OBJECTIVE —
Read the material below. Count the lines containing "passes" and give that count alone.

─── DATA SHOWN ───

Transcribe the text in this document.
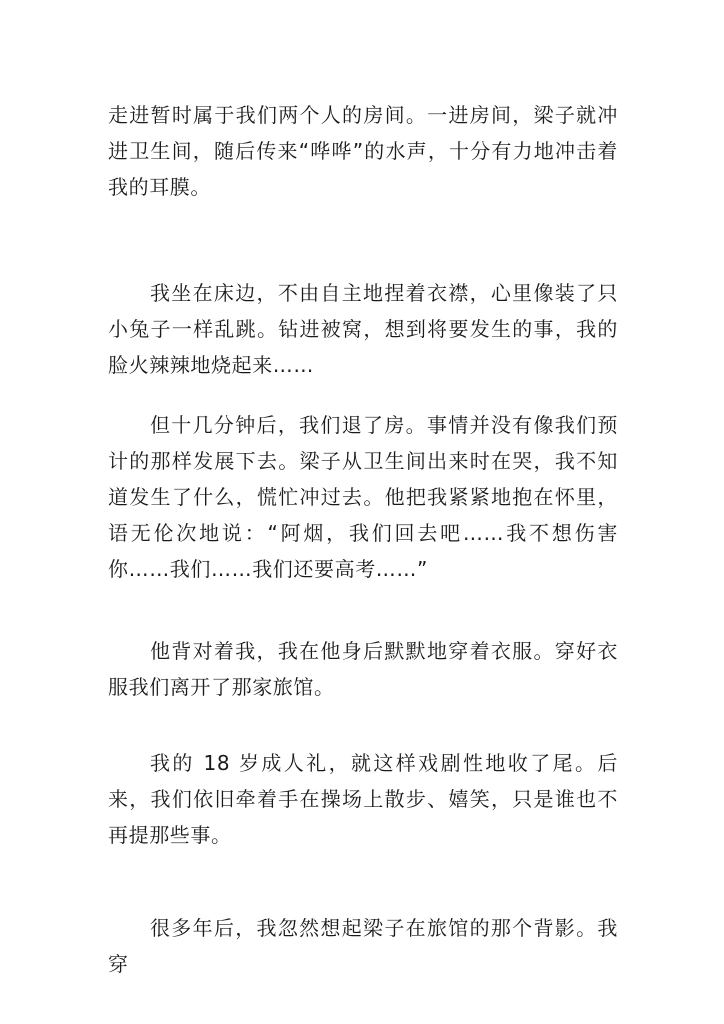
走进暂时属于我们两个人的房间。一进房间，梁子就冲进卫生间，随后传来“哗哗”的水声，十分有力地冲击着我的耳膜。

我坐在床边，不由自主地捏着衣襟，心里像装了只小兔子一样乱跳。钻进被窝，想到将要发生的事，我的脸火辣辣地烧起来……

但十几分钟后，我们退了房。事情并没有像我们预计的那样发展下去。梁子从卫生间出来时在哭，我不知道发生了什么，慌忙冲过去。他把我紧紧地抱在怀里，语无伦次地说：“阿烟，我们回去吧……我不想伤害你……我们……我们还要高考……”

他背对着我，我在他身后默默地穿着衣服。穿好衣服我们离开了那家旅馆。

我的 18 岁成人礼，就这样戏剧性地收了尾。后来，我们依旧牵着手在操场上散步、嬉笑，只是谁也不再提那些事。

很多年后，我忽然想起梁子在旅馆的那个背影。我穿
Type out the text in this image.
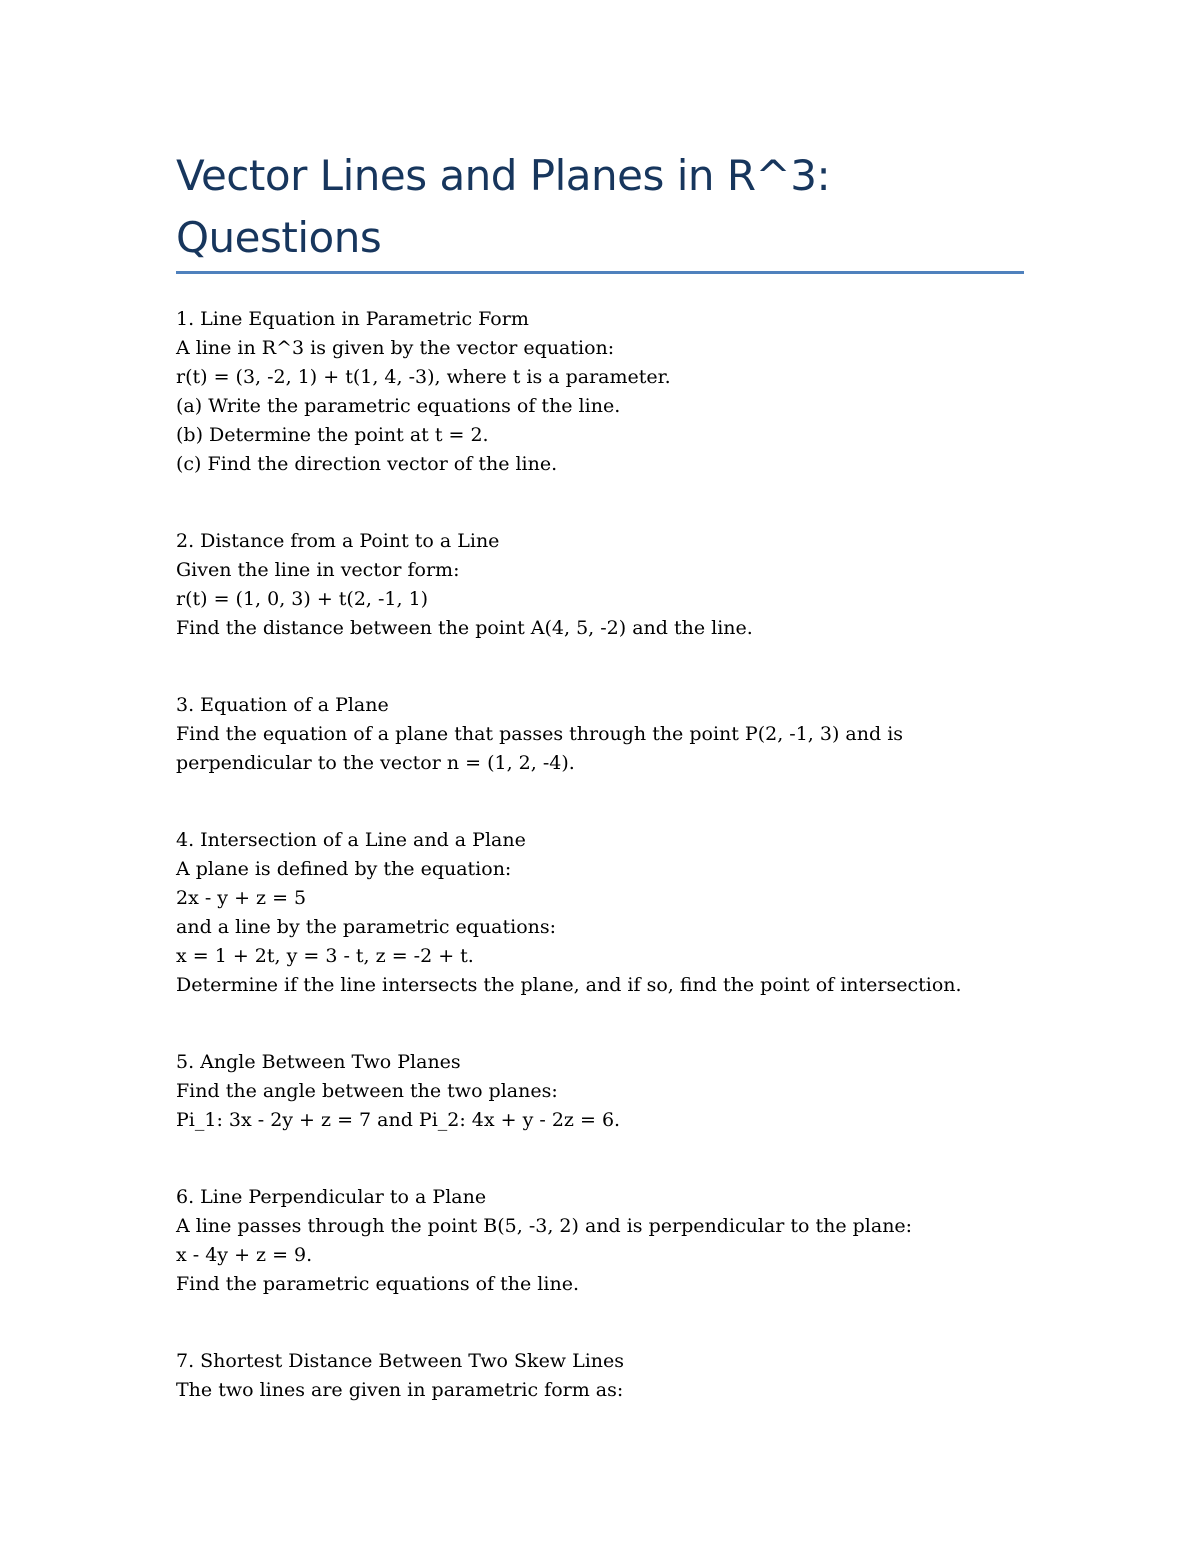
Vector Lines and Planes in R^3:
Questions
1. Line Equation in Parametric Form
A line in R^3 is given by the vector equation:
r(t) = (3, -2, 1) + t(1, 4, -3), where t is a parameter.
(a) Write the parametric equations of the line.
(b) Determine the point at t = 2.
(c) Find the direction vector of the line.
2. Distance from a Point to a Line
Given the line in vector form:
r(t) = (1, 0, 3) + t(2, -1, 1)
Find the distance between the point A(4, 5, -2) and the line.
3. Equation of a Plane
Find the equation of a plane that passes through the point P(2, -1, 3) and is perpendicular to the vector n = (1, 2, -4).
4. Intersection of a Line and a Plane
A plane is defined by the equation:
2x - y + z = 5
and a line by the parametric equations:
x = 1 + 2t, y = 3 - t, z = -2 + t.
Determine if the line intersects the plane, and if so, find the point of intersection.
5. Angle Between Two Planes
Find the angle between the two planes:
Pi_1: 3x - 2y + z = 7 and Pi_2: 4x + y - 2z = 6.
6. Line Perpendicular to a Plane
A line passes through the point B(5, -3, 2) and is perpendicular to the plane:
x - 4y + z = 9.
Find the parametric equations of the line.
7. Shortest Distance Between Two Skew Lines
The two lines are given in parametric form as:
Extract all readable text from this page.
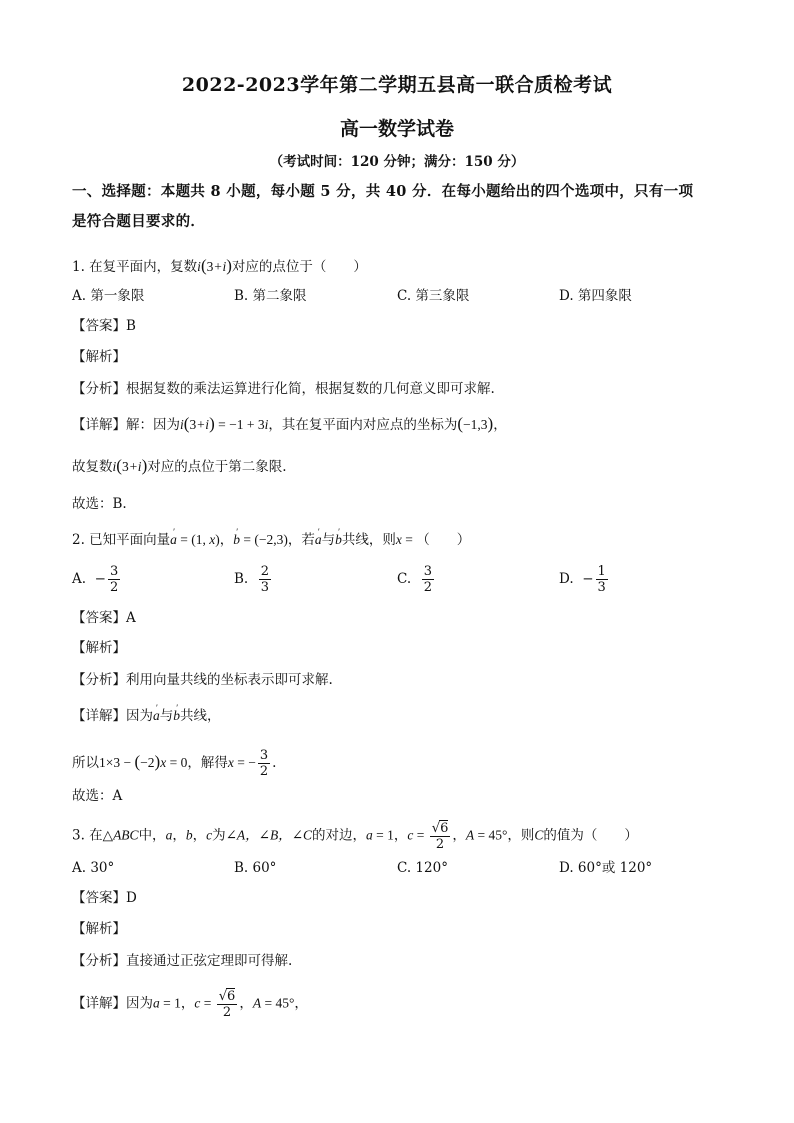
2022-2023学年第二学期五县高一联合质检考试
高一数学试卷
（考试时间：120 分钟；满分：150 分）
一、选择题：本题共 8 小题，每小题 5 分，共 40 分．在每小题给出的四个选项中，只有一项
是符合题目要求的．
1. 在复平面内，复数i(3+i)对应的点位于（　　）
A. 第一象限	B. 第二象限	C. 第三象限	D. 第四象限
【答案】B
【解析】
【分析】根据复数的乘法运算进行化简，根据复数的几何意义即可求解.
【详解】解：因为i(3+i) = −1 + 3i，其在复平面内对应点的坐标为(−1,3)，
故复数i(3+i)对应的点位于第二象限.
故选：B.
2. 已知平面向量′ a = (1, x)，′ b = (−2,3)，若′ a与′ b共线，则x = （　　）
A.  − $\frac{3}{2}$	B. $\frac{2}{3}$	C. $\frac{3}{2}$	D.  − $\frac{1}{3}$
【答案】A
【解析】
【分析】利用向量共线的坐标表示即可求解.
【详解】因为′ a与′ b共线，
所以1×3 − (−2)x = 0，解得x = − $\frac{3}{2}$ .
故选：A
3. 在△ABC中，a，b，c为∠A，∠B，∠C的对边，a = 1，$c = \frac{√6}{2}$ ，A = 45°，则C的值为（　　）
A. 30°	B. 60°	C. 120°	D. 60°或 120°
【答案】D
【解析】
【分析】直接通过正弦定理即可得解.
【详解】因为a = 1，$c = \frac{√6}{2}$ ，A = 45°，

───

RESPONSE TO THIS EXERCISE —
2